Records excerpted from a collection:
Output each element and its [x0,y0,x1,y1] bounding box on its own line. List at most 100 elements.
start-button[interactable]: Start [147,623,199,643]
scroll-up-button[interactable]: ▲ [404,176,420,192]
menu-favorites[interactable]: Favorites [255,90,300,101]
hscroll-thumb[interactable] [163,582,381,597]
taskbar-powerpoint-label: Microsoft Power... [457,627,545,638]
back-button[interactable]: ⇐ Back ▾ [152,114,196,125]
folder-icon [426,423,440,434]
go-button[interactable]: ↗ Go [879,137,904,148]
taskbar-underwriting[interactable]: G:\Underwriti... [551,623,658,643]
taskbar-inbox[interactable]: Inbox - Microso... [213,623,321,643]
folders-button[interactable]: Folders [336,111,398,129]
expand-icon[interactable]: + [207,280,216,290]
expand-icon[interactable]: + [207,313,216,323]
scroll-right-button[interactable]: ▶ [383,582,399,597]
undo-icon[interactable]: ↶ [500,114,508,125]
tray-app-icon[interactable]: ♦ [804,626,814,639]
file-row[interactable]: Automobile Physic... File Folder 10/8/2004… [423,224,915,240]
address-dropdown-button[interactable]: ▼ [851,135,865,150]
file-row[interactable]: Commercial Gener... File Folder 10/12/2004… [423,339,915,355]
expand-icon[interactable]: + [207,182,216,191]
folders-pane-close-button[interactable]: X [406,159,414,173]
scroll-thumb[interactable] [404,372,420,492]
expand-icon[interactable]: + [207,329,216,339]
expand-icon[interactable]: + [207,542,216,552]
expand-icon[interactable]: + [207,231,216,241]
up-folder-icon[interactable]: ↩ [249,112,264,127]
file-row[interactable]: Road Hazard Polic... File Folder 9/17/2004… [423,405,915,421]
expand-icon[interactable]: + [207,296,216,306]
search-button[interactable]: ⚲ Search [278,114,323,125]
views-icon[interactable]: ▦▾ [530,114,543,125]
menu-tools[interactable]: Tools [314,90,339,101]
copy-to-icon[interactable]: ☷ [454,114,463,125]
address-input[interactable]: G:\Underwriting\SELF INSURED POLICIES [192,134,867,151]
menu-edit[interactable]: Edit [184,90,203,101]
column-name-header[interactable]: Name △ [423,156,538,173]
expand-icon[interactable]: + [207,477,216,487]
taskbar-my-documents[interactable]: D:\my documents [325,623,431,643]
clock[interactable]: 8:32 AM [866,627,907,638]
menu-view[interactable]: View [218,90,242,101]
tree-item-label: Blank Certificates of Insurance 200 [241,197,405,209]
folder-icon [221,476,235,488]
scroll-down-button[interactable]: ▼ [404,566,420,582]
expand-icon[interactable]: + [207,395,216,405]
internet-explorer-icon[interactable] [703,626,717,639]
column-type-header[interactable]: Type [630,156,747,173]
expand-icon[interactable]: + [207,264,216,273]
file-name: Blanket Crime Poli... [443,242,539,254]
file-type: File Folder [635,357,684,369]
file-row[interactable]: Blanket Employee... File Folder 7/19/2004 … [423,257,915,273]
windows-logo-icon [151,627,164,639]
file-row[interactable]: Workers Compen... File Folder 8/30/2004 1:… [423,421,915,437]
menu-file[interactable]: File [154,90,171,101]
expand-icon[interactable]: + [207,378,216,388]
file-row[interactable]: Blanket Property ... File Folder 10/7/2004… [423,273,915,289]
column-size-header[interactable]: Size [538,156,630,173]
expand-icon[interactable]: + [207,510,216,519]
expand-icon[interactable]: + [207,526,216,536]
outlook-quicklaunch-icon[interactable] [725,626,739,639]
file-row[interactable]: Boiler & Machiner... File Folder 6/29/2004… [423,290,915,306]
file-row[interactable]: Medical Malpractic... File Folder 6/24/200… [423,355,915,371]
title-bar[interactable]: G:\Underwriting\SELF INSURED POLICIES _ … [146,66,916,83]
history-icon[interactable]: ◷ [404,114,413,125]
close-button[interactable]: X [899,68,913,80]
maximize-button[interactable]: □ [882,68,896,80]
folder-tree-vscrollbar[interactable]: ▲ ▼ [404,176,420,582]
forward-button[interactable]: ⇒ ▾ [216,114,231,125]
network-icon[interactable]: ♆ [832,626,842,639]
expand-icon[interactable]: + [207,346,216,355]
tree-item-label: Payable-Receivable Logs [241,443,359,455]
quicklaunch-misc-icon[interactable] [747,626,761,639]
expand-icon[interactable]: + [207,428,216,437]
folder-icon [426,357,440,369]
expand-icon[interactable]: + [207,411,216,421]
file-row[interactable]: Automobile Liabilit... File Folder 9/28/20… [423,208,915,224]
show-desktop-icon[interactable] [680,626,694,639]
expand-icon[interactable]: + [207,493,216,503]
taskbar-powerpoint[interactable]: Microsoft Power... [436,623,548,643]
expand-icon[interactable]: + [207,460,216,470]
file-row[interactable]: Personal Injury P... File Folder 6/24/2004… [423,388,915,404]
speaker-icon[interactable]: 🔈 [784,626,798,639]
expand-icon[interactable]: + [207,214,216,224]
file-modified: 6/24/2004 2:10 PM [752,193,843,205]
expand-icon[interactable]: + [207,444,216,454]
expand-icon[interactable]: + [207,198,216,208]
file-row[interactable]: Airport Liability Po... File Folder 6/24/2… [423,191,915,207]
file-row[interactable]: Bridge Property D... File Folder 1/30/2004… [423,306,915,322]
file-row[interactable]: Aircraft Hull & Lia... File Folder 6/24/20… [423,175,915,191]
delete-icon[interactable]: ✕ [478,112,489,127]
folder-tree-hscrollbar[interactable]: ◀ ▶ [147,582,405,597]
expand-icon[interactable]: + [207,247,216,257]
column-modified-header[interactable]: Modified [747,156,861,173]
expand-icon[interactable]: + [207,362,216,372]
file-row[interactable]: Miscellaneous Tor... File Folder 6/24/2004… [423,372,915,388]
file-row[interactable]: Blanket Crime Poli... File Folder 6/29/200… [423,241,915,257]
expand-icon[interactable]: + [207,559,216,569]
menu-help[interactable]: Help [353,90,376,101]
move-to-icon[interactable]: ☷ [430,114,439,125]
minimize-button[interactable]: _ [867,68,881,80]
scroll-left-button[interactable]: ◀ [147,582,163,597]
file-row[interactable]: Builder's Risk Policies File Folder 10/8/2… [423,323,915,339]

Your instructions: State how many lines of the items above contain the string "label", with case counting, and reply with only the number.

Written response: 3